Collected data entries:
— Start —
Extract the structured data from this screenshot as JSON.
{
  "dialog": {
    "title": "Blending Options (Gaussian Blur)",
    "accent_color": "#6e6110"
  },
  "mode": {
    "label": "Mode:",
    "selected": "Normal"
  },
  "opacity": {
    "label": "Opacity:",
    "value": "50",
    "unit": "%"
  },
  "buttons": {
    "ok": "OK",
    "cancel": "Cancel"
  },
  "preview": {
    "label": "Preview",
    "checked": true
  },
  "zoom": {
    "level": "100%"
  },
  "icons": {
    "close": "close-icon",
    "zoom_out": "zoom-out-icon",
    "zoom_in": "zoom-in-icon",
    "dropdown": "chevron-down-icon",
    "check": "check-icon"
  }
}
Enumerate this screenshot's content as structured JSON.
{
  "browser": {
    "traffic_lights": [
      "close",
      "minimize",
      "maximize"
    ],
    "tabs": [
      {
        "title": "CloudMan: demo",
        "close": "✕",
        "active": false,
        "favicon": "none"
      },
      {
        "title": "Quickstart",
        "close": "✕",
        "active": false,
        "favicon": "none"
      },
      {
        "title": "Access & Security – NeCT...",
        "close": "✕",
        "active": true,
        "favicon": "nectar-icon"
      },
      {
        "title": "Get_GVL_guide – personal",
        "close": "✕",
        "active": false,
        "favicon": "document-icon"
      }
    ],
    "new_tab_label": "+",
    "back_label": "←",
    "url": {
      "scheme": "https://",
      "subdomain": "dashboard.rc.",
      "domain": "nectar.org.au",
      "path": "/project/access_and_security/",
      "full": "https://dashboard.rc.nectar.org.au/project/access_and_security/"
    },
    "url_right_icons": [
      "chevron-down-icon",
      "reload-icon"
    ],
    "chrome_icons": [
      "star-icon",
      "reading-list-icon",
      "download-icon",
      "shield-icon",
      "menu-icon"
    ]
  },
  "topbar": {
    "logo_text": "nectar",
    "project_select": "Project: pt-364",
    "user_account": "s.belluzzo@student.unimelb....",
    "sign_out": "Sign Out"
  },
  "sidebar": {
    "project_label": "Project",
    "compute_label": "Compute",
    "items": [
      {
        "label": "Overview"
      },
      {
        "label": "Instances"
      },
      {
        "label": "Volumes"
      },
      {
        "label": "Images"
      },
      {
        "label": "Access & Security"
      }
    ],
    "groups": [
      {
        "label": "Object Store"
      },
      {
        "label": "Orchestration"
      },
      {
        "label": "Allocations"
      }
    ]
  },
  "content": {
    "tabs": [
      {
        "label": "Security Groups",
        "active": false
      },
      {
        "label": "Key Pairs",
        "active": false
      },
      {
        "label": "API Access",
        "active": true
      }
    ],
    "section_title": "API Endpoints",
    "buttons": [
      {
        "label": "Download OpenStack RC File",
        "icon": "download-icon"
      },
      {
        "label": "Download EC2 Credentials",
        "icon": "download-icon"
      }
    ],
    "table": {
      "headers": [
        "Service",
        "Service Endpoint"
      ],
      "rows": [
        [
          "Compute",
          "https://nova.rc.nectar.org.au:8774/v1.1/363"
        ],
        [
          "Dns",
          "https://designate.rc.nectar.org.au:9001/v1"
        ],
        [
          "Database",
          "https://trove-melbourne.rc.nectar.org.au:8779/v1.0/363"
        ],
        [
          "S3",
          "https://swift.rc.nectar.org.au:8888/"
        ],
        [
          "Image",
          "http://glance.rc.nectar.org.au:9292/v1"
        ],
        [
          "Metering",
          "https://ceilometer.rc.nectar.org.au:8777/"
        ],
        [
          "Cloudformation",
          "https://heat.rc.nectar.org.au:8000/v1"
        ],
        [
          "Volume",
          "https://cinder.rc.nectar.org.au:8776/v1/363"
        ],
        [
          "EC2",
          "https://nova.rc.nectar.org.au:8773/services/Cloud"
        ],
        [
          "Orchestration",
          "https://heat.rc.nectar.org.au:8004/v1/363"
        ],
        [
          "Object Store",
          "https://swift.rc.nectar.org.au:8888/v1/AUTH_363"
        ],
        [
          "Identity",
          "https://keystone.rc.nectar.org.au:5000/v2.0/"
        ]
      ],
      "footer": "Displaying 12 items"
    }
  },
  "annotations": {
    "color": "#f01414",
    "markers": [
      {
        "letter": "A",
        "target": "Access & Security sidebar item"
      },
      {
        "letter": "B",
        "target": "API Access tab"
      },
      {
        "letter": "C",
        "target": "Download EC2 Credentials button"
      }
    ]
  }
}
— End —
Direction:
The records above are to be repeated exactly, in their entirety.

Solution to the exercise:
Extract the structured data from this screenshot as JSON.
{
  "dialog": {
    "title": "Blending Options (Gaussian Blur)",
    "accent_color": "#6e6110"
  },
  "mode": {
    "label": "Mode:",
    "selected": "Normal"
  },
  "opacity": {
    "label": "Opacity:",
    "value": "50",
    "unit": "%"
  },
  "buttons": {
    "ok": "OK",
    "cancel": "Cancel"
  },
  "preview": {
    "label": "Preview",
    "checked": true
  },
  "zoom": {
    "level": "100%"
  },
  "icons": {
    "close": "close-icon",
    "zoom_out": "zoom-out-icon",
    "zoom_in": "zoom-in-icon",
    "dropdown": "chevron-down-icon",
    "check": "check-icon"
  }
}
Enumerate this screenshot's content as structured JSON.
{
  "browser": {
    "traffic_lights": [
      "close",
      "minimize",
      "maximize"
    ],
    "tabs": [
      {
        "title": "CloudMan: demo",
        "close": "✕",
        "active": false,
        "favicon": "none"
      },
      {
        "title": "Quickstart",
        "close": "✕",
        "active": false,
        "favicon": "none"
      },
      {
        "title": "Access & Security – NeCT...",
        "close": "✕",
        "active": true,
        "favicon": "nectar-icon"
      },
      {
        "title": "Get_GVL_guide – personal",
        "close": "✕",
        "active": false,
        "favicon": "document-icon"
      }
    ],
    "new_tab_label": "+",
    "back_label": "←",
    "url": {
      "scheme": "https://",
      "subdomain": "dashboard.rc.",
      "domain": "nectar.org.au",
      "path": "/project/access_and_security/",
      "full": "https://dashboard.rc.nectar.org.au/project/access_and_security/"
    },
    "url_right_icons": [
      "chevron-down-icon",
      "reload-icon"
    ],
    "chrome_icons": [
      "star-icon",
      "reading-list-icon",
      "download-icon",
      "shield-icon",
      "menu-icon"
    ]
  },
  "topbar": {
    "logo_text": "nectar",
    "project_select": "Project: pt-364",
    "user_account": "s.belluzzo@student.unimelb....",
    "sign_out": "Sign Out"
  },
  "sidebar": {
    "project_label": "Project",
    "compute_label": "Compute",
    "items": [
      {
        "label": "Overview"
      },
      {
        "label": "Instances"
      },
      {
        "label": "Volumes"
      },
      {
        "label": "Images"
      },
      {
        "label": "Access & Security"
      }
    ],
    "groups": [
      {
        "label": "Object Store"
      },
      {
        "label": "Orchestration"
      },
      {
        "label": "Allocations"
      }
    ]
  },
  "content": {
    "tabs": [
      {
        "label": "Security Groups",
        "active": false
      },
      {
        "label": "Key Pairs",
        "active": false
      },
      {
        "label": "API Access",
        "active": true
      }
    ],
    "section_title": "API Endpoints",
    "buttons": [
      {
        "label": "Download OpenStack RC File",
        "icon": "download-icon"
      },
      {
        "label": "Download EC2 Credentials",
        "icon": "download-icon"
      }
    ],
    "table": {
      "headers": [
        "Service",
        "Service Endpoint"
      ],
      "rows": [
        [
          "Compute",
          "https://nova.rc.nectar.org.au:8774/v1.1/363"
        ],
        [
          "Dns",
          "https://designate.rc.nectar.org.au:9001/v1"
        ],
        [
          "Database",
          "https://trove-melbourne.rc.nectar.org.au:8779/v1.0/363"
        ],
        [
          "S3",
          "https://swift.rc.nectar.org.au:8888/"
        ],
        [
          "Image",
          "http://glance.rc.nectar.org.au:9292/v1"
        ],
        [
          "Metering",
          "https://ceilometer.rc.nectar.org.au:8777/"
        ],
        [
          "Cloudformation",
          "https://heat.rc.nectar.org.au:8000/v1"
        ],
        [
          "Volume",
          "https://cinder.rc.nectar.org.au:8776/v1/363"
        ],
        [
          "EC2",
          "https://nova.rc.nectar.org.au:8773/services/Cloud"
        ],
        [
          "Orchestration",
          "https://heat.rc.nectar.org.au:8004/v1/363"
        ],
        [
          "Object Store",
          "https://swift.rc.nectar.org.au:8888/v1/AUTH_363"
        ],
        [
          "Identity",
          "https://keystone.rc.nectar.org.au:5000/v2.0/"
        ]
      ],
      "footer": "Displaying 12 items"
    }
  },
  "annotations": {
    "color": "#f01414",
    "markers": [
      {
        "letter": "A",
        "target": "Access & Security sidebar item"
      },
      {
        "letter": "B",
        "target": "API Access tab"
      },
      {
        "letter": "C",
        "target": "Download EC2 Credentials button"
      }
    ]
  }
}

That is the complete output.